§ Goal of the exercise
Pick out the lines in the listing below that contain the word "grammar" and copy them.

§ Stored records
···
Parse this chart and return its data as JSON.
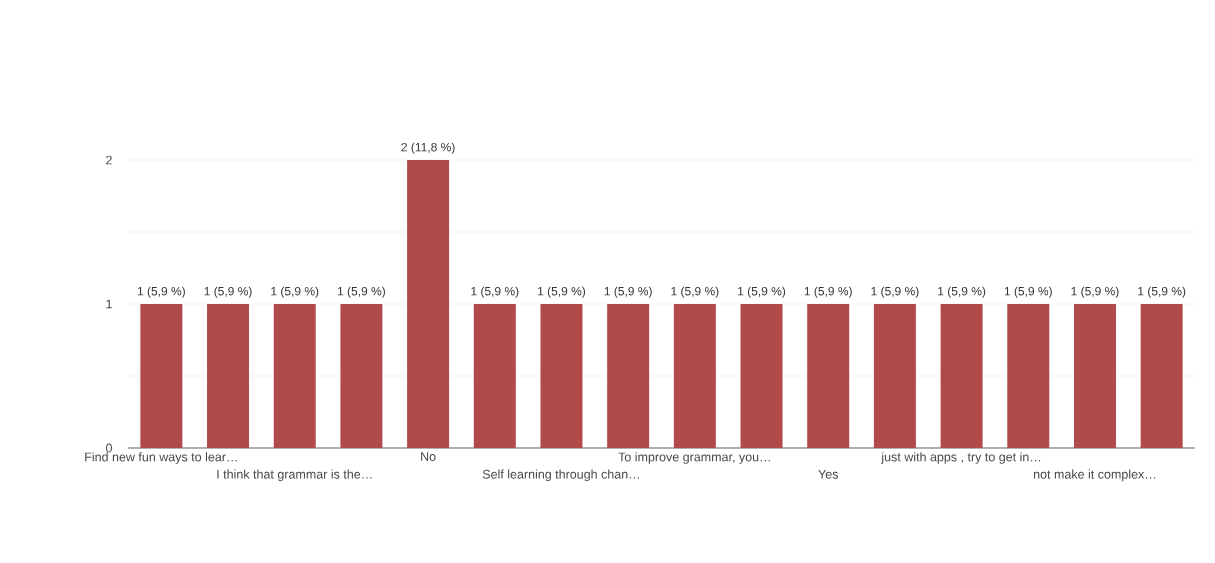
{
  "chart_data": {
    "type": "bar",
    "categories": [
      "Find new fun ways to lear…",
      null,
      "I think that grammar is the…",
      null,
      "No",
      null,
      "Self learning through chan…",
      null,
      "To improve grammar, you…",
      null,
      "Yes",
      null,
      "just with apps , try to get in…",
      null,
      "not make it complex…",
      null
    ],
    "values": [
      1,
      1,
      1,
      1,
      2,
      1,
      1,
      1,
      1,
      1,
      1,
      1,
      1,
      1,
      1,
      1
    ],
    "value_labels": [
      "1 (5,9 %)",
      "1 (5,9 %)",
      "1 (5,9 %)",
      "1 (5,9 %)",
      "2 (11,8 %)",
      "1 (5,9 %)",
      "1 (5,9 %)",
      "1 (5,9 %)",
      "1 (5,9 %)",
      "1 (5,9 %)",
      "1 (5,9 %)",
      "1 (5,9 %)",
      "1 (5,9 %)",
      "1 (5,9 %)",
      "1 (5,9 %)",
      "1 (5,9 %)"
    ],
    "color": "#b14a4a",
    "ylim": [
      0,
      2
    ],
    "yticks": [
      0,
      {
        "value": 0.5,
        "label": null
      },
      1,
      {
        "value": 1.5,
        "label": null
      },
      2
    ],
    "grid": "y"
  }
}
···
§ Exercise result
      "I think that grammar is the…",
      "To improve grammar, you…",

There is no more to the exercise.